PROMPT: Comb through the entries for "Thresholds" and pull out each line that holds it.

DATA SUPPLIED:
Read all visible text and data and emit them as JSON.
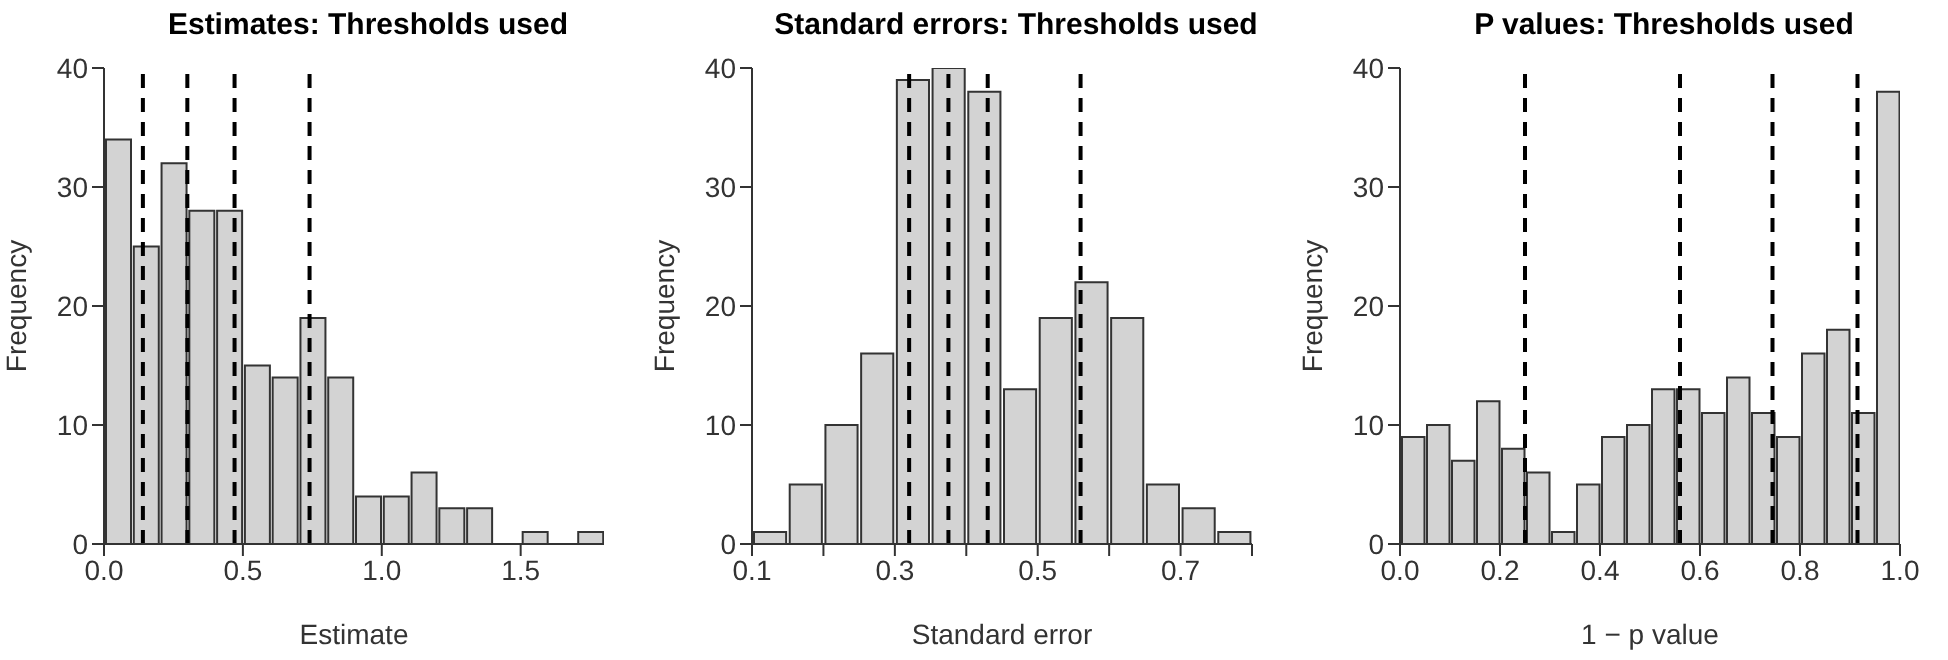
{
  "chart_data": [
    {
      "type": "histogram",
      "title": "Estimates: Thresholds used",
      "xlabel": "Estimate",
      "ylabel": "Frequency",
      "color": "#d3d3d3",
      "bins": [
        0,
        0.1,
        0.2,
        0.3,
        0.4,
        0.5,
        0.6,
        0.7,
        0.8,
        0.9,
        1.0,
        1.1,
        1.2,
        1.3,
        1.4,
        1.5,
        1.6,
        1.7,
        1.8
      ],
      "values": [
        34,
        25,
        32,
        28,
        28,
        15,
        14,
        19,
        14,
        4,
        4,
        6,
        3,
        3,
        0,
        1,
        0,
        1
      ],
      "xlim": [
        0,
        1.8
      ],
      "xticks": [
        {
          "value": 0,
          "label": "0.0"
        },
        0.5,
        {
          "value": 1,
          "label": "1.0"
        },
        1.5
      ],
      "ylim": [
        0,
        40
      ],
      "yticks": [
        0,
        10,
        20,
        30,
        40
      ],
      "grid": false,
      "ref_lines": [
        {
          "axis": "x",
          "value": 0.14,
          "color": "#000000",
          "line_style": "dashed"
        },
        {
          "axis": "x",
          "value": 0.3,
          "color": "#000000",
          "line_style": "dashed"
        },
        {
          "axis": "x",
          "value": 0.47,
          "color": "#000000",
          "line_style": "dashed"
        },
        {
          "axis": "x",
          "value": 0.74,
          "color": "#000000",
          "line_style": "dashed"
        }
      ]
    },
    {
      "type": "histogram",
      "title": "Standard errors: Thresholds used",
      "xlabel": "Standard error",
      "ylabel": "Frequency",
      "color": "#d3d3d3",
      "bins": [
        0.1,
        0.15,
        0.2,
        0.25,
        0.3,
        0.35,
        0.4,
        0.45,
        0.5,
        0.55,
        0.6,
        0.65,
        0.7,
        0.75,
        0.8
      ],
      "values": [
        1,
        5,
        10,
        16,
        39,
        40,
        38,
        13,
        19,
        22,
        19,
        5,
        3,
        1
      ],
      "xlim": [
        0.1,
        0.8
      ],
      "xticks": [
        0.1,
        {
          "value": 0.2,
          "label": null
        },
        0.3,
        {
          "value": 0.4,
          "label": null
        },
        0.5,
        {
          "value": 0.6,
          "label": null
        },
        0.7,
        {
          "value": 0.8,
          "label": null
        }
      ],
      "ylim": [
        0,
        40
      ],
      "yticks": [
        0,
        10,
        20,
        30,
        40
      ],
      "grid": false,
      "ref_lines": [
        {
          "axis": "x",
          "value": 0.32,
          "color": "#000000",
          "line_style": "dashed"
        },
        {
          "axis": "x",
          "value": 0.375,
          "color": "#000000",
          "line_style": "dashed"
        },
        {
          "axis": "x",
          "value": 0.43,
          "color": "#000000",
          "line_style": "dashed"
        },
        {
          "axis": "x",
          "value": 0.56,
          "color": "#000000",
          "line_style": "dashed"
        }
      ]
    },
    {
      "type": "histogram",
      "title": "P values: Thresholds used",
      "xlabel": "1 − p value",
      "ylabel": "Frequency",
      "color": "#d3d3d3",
      "bins": [
        0,
        0.05,
        0.1,
        0.15,
        0.2,
        0.25,
        0.3,
        0.35,
        0.4,
        0.45,
        0.5,
        0.55,
        0.6,
        0.65,
        0.7,
        0.75,
        0.8,
        0.85,
        0.9,
        0.95,
        1.0
      ],
      "values": [
        9,
        10,
        7,
        12,
        8,
        6,
        1,
        5,
        9,
        10,
        13,
        13,
        11,
        14,
        11,
        9,
        16,
        18,
        11,
        38
      ],
      "xlim": [
        0,
        1
      ],
      "xticks": [
        {
          "value": 0,
          "label": "0.0"
        },
        0.2,
        0.4,
        0.6,
        0.8,
        {
          "value": 1,
          "label": "1.0"
        }
      ],
      "ylim": [
        0,
        40
      ],
      "yticks": [
        0,
        10,
        20,
        30,
        40
      ],
      "grid": false,
      "ref_lines": [
        {
          "axis": "x",
          "value": 0.25,
          "color": "#000000",
          "line_style": "dashed"
        },
        {
          "axis": "x",
          "value": 0.56,
          "color": "#000000",
          "line_style": "dashed"
        },
        {
          "axis": "x",
          "value": 0.745,
          "color": "#000000",
          "line_style": "dashed"
        },
        {
          "axis": "x",
          "value": 0.915,
          "color": "#000000",
          "line_style": "dashed"
        }
      ]
    }
  ]
}
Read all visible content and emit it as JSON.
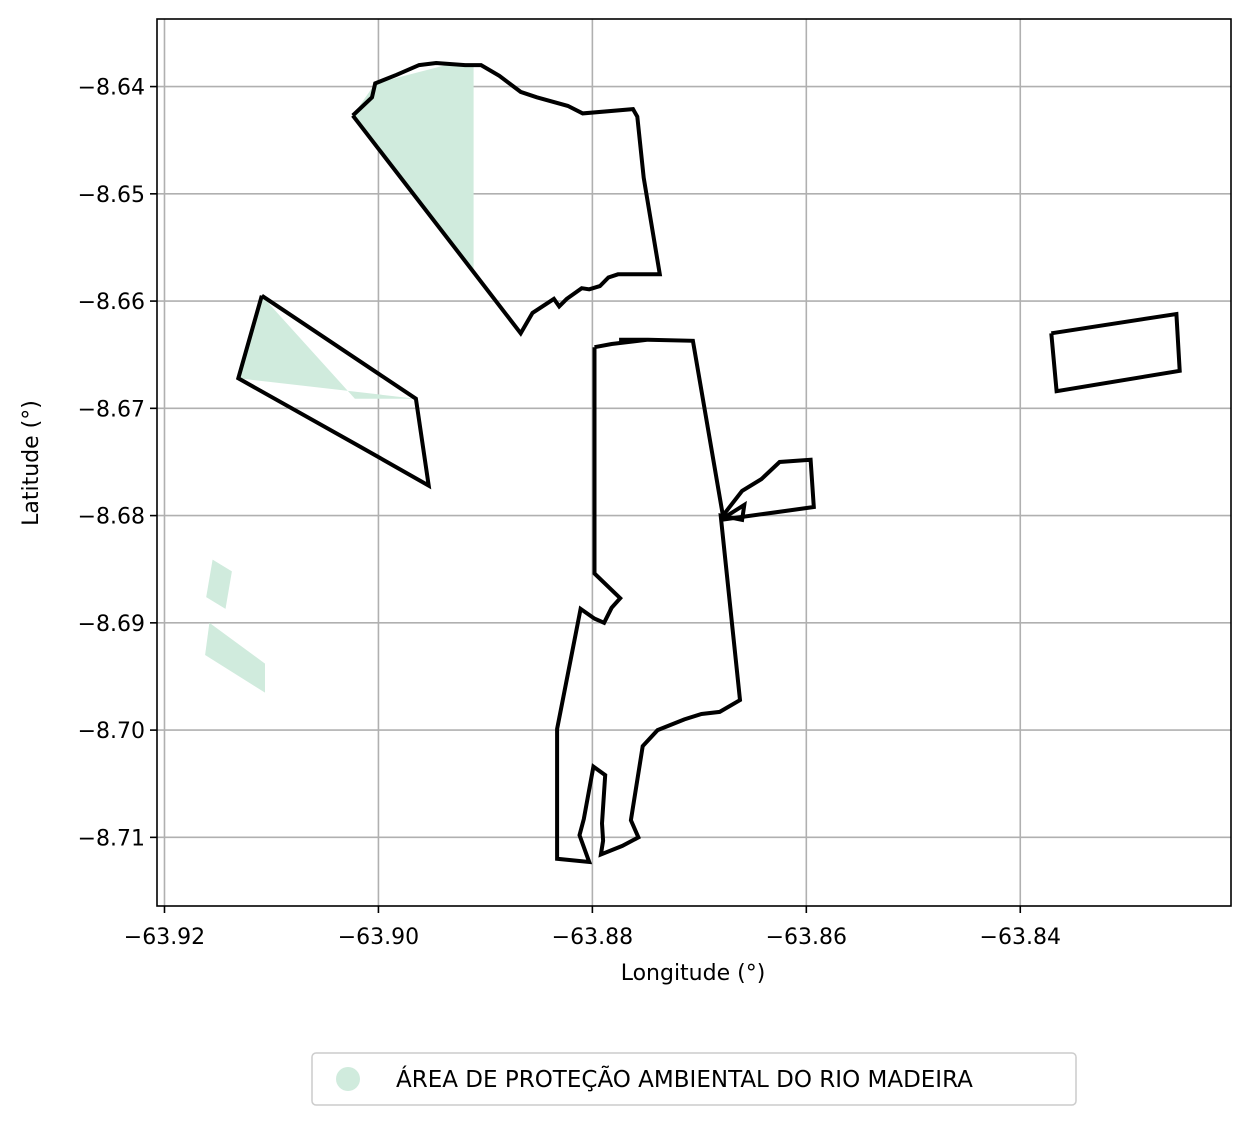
{
  "chart_data": {
    "type": "map",
    "xlabel": "Longitude (°)",
    "ylabel": "Latitude (°)",
    "xlim": [
      -63.9207,
      -63.8203
    ],
    "ylim": [
      -8.7164,
      -8.6337
    ],
    "xticks": [
      {
        "value": -63.92,
        "label": "−63.92"
      },
      {
        "value": -63.9,
        "label": "−63.90"
      },
      {
        "value": -63.88,
        "label": "−63.88"
      },
      {
        "value": -63.86,
        "label": "−63.86"
      },
      {
        "value": -63.84,
        "label": "−63.84"
      }
    ],
    "yticks": [
      {
        "value": -8.64,
        "label": "−8.64"
      },
      {
        "value": -8.65,
        "label": "−8.65"
      },
      {
        "value": -8.66,
        "label": "−8.66"
      },
      {
        "value": -8.67,
        "label": "−8.67"
      },
      {
        "value": -8.68,
        "label": "−8.68"
      },
      {
        "value": -8.69,
        "label": "−8.69"
      },
      {
        "value": -8.7,
        "label": "−8.70"
      },
      {
        "value": -8.71,
        "label": "−8.71"
      }
    ],
    "grid": true,
    "legend": {
      "placement": "bottom-center",
      "entries": [
        {
          "label": "ÁREA DE PROTEÇÃO AMBIENTAL DO RIO MADEIRA",
          "color": "#d0ebdd"
        }
      ]
    },
    "outline_color": "#000000",
    "protected_fill_color": "#d0ebdd",
    "protected_areas": [
      {
        "points": [
          [
            -63.9024,
            -8.6427
          ],
          [
            -63.9003,
            -8.6397
          ],
          [
            -63.8937,
            -8.638
          ],
          [
            -63.8911,
            -8.638
          ],
          [
            -63.8911,
            -8.6573
          ]
        ]
      },
      {
        "points": [
          [
            -63.9109,
            -8.6595
          ],
          [
            -63.9022,
            -8.6691
          ],
          [
            -63.8965,
            -8.6691
          ],
          [
            -63.9131,
            -8.6672
          ]
        ]
      },
      {
        "points": [
          [
            -63.9155,
            -8.6841
          ],
          [
            -63.9137,
            -8.6852
          ],
          [
            -63.9143,
            -8.6887
          ],
          [
            -63.9161,
            -8.6876
          ]
        ]
      },
      {
        "points": [
          [
            -63.9158,
            -8.69
          ],
          [
            -63.9106,
            -8.6938
          ],
          [
            -63.9106,
            -8.6965
          ],
          [
            -63.9162,
            -8.693
          ]
        ]
      }
    ],
    "boundaries": [
      {
        "points": [
          [
            -63.9024,
            -8.6427
          ],
          [
            -63.9006,
            -8.641
          ],
          [
            -63.9003,
            -8.6397
          ],
          [
            -63.8983,
            -8.6389
          ],
          [
            -63.8962,
            -8.638
          ],
          [
            -63.8946,
            -8.6378
          ],
          [
            -63.8919,
            -8.638
          ],
          [
            -63.8904,
            -8.638
          ],
          [
            -63.8887,
            -8.639
          ],
          [
            -63.8867,
            -8.6405
          ],
          [
            -63.8852,
            -8.641
          ],
          [
            -63.8823,
            -8.6418
          ],
          [
            -63.8809,
            -8.6425
          ],
          [
            -63.8762,
            -8.6421
          ],
          [
            -63.8758,
            -8.6428
          ],
          [
            -63.8752,
            -8.6485
          ],
          [
            -63.8737,
            -8.6575
          ],
          [
            -63.8776,
            -8.6575
          ],
          [
            -63.8785,
            -8.6578
          ],
          [
            -63.8793,
            -8.6586
          ],
          [
            -63.8803,
            -8.6589
          ],
          [
            -63.881,
            -8.6588
          ],
          [
            -63.8824,
            -8.6598
          ],
          [
            -63.8831,
            -8.6605
          ],
          [
            -63.8836,
            -8.6598
          ],
          [
            -63.8856,
            -8.6611
          ],
          [
            -63.8867,
            -8.663
          ],
          [
            -63.8911,
            -8.6573
          ],
          [
            -63.9024,
            -8.6427
          ]
        ]
      },
      {
        "points": [
          [
            -63.9109,
            -8.6595
          ],
          [
            -63.8965,
            -8.6691
          ],
          [
            -63.8953,
            -8.6772
          ],
          [
            -63.9022,
            -8.6733
          ],
          [
            -63.9131,
            -8.6672
          ],
          [
            -63.9109,
            -8.6595
          ]
        ]
      },
      {
        "points": [
          [
            -63.8798,
            -8.6643
          ],
          [
            -63.8782,
            -8.664
          ],
          [
            -63.8748,
            -8.6636
          ],
          [
            -63.8772,
            -8.6636
          ],
          [
            -63.8775,
            -8.6636
          ],
          [
            -63.8766,
            -8.6636
          ],
          [
            -63.8748,
            -8.6636
          ],
          [
            -63.8706,
            -8.6637
          ],
          [
            -63.8678,
            -8.68
          ],
          [
            -63.8677,
            -8.6802
          ],
          [
            -63.8658,
            -8.679
          ],
          [
            -63.866,
            -8.6804
          ],
          [
            -63.868,
            -8.68
          ],
          [
            -63.8662,
            -8.6972
          ],
          [
            -63.8681,
            -8.6983
          ],
          [
            -63.8698,
            -8.6985
          ],
          [
            -63.8714,
            -8.699
          ],
          [
            -63.8739,
            -8.7
          ],
          [
            -63.8753,
            -8.7015
          ],
          [
            -63.8764,
            -8.7084
          ],
          [
            -63.8757,
            -8.71
          ],
          [
            -63.8772,
            -8.7108
          ],
          [
            -63.8792,
            -8.7116
          ],
          [
            -63.879,
            -8.7103
          ],
          [
            -63.8791,
            -8.7087
          ],
          [
            -63.8788,
            -8.7042
          ],
          [
            -63.8799,
            -8.7034
          ],
          [
            -63.8808,
            -8.7083
          ],
          [
            -63.8812,
            -8.7098
          ],
          [
            -63.8803,
            -8.7123
          ],
          [
            -63.8833,
            -8.712
          ],
          [
            -63.8833,
            -8.6999
          ],
          [
            -63.8811,
            -8.6887
          ],
          [
            -63.8798,
            -8.6896
          ],
          [
            -63.8789,
            -8.69
          ],
          [
            -63.8782,
            -8.6886
          ],
          [
            -63.8774,
            -8.6877
          ],
          [
            -63.8798,
            -8.6854
          ],
          [
            -63.8798,
            -8.6643
          ]
        ]
      },
      {
        "points": [
          [
            -63.8678,
            -8.68
          ],
          [
            -63.866,
            -8.6777
          ],
          [
            -63.8642,
            -8.6766
          ],
          [
            -63.8625,
            -8.675
          ],
          [
            -63.8596,
            -8.6748
          ],
          [
            -63.8593,
            -8.6792
          ],
          [
            -63.868,
            -8.6804
          ]
        ]
      },
      {
        "points": [
          [
            -63.8371,
            -8.663
          ],
          [
            -63.8254,
            -8.6612
          ],
          [
            -63.8251,
            -8.6665
          ],
          [
            -63.8366,
            -8.6684
          ],
          [
            -63.8371,
            -8.663
          ]
        ]
      }
    ]
  }
}
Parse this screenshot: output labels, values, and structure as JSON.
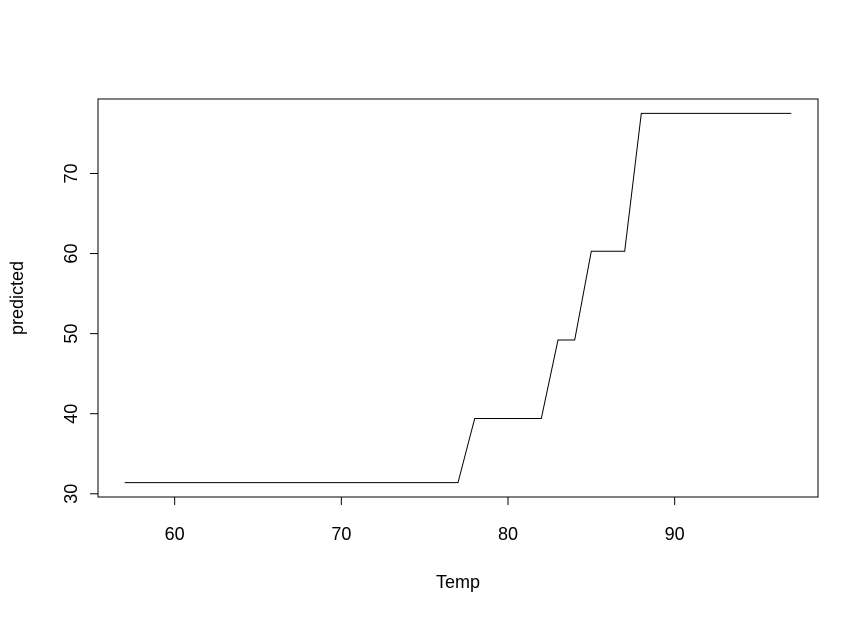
{
  "chart_data": {
    "type": "line",
    "title": "",
    "xlabel": "Temp",
    "ylabel": "predicted",
    "xlim": [
      55.4,
      98.6
    ],
    "ylim": [
      29.6,
      79.3
    ],
    "xticks": [
      60,
      70,
      80,
      90
    ],
    "yticks": [
      30,
      40,
      50,
      60,
      70
    ],
    "grid": false,
    "line_color": "#000000",
    "series": [
      {
        "x": [
          57,
          77,
          78,
          82,
          83,
          84,
          85,
          87,
          88,
          97
        ],
        "y": [
          31.4,
          31.4,
          39.4,
          39.4,
          49.2,
          49.2,
          60.3,
          60.3,
          77.5,
          77.5
        ]
      }
    ]
  }
}
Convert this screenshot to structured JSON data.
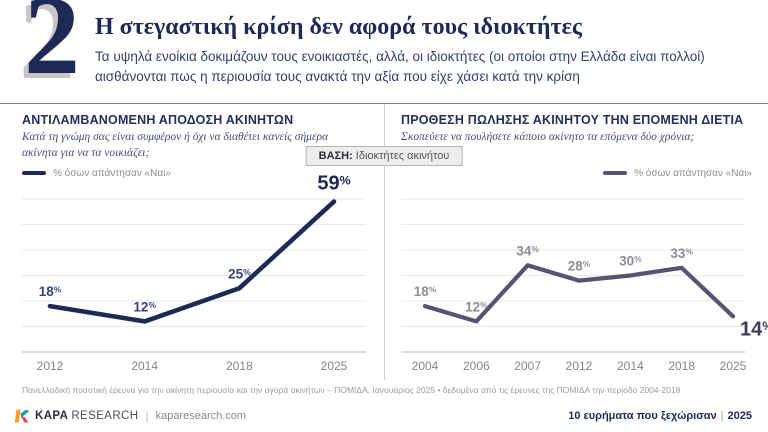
{
  "header": {
    "number": "2",
    "title": "Η στεγαστική κρίση δεν αφορά τους ιδιοκτήτες",
    "subtitle": "Τα υψηλά ενοίκια δοκιμάζουν τους ενοικιαστές, αλλά, οι ιδιοκτήτες (οι οποίοι στην Ελλάδα είναι πολλοί) αισθάνονται πως η περιουσία τους ανακτά την αξία που είχε χάσει κατά την κρίση"
  },
  "base_badge": {
    "label": "ΒΑΣΗ:",
    "value": "Ιδιοκτήτες ακινήτου"
  },
  "chart_data": [
    {
      "type": "line",
      "title": "ΑΝΤΙΛΑΜΒΑΝΟΜΕΝΗ ΑΠΟΔΟΣΗ ΑΚΙΝΗΤΩΝ",
      "subtitle": "Κατά τη γνώμη σας είναι συμφέρον ή όχι να διαθέτει κανείς σήμερα ακίνητα για να τα νοικιάζει;",
      "legend": "% όσων απάντησαν «Ναι»",
      "legend_position": "left",
      "categories": [
        "2012",
        "2014",
        "2018",
        "2025"
      ],
      "values": [
        18,
        12,
        25,
        59
      ],
      "unit": "%",
      "ylim": [
        0,
        65
      ],
      "grid": true,
      "line_color": "#1e2a56",
      "label_color": "#35447a",
      "emphasis_color": "#1e2a56",
      "emphasis_position": "above"
    },
    {
      "type": "line",
      "title": "ΠΡΟΘΕΣΗ ΠΩΛΗΣΗΣ ΑΚΙΝΗΤΟΥ ΤΗΝ ΕΠΟΜΕΝΗ ΔΙΕΤΙΑ",
      "subtitle": "Σκοπεύετε να πουλήσετε κάποιο ακίνητο τα επόμενα δύο χρόνια;",
      "legend": "% όσων απάντησαν «Ναι»",
      "legend_position": "right",
      "categories": [
        "2004",
        "2006",
        "2007",
        "2012",
        "2014",
        "2018",
        "2025"
      ],
      "values": [
        18,
        12,
        34,
        28,
        30,
        33,
        14
      ],
      "unit": "%",
      "ylim": [
        0,
        65
      ],
      "grid": true,
      "line_color": "#5a5271",
      "label_color": "#8d8d95",
      "emphasis_color": "#3c3c55",
      "emphasis_position": "below-right"
    }
  ],
  "footer": {
    "footnote": "Πανελλαδική ποσοτική έρευνα για την ακίνητη περιουσία και την αγορά ακινήτων – ΠΟΜΙΔΑ, Ιανουάριος 2025 • δεδομένα από τις έρευνες της ΠΟΜΙΔΑ την περίοδο 2004-2018",
    "brand_kapa": "KAPA",
    "brand_research": "RESEARCH",
    "separator": "|",
    "site": "kaparesearch.com",
    "right_text": "10 ευρήματα που ξεχώρισαν",
    "right_year": "2025"
  },
  "colors": {
    "navy": "#1e2a56",
    "purple_line": "#5a5271",
    "grid": "#e9e9ec",
    "axis": "#cfcfd4",
    "year_label": "#84848c",
    "badge_bg": "#ececec"
  }
}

TASK SOLUTION:
      "title": "Estimates: Thresholds used",
      "title": "Standard errors: Thresholds used",
      "title": "P values: Thresholds used",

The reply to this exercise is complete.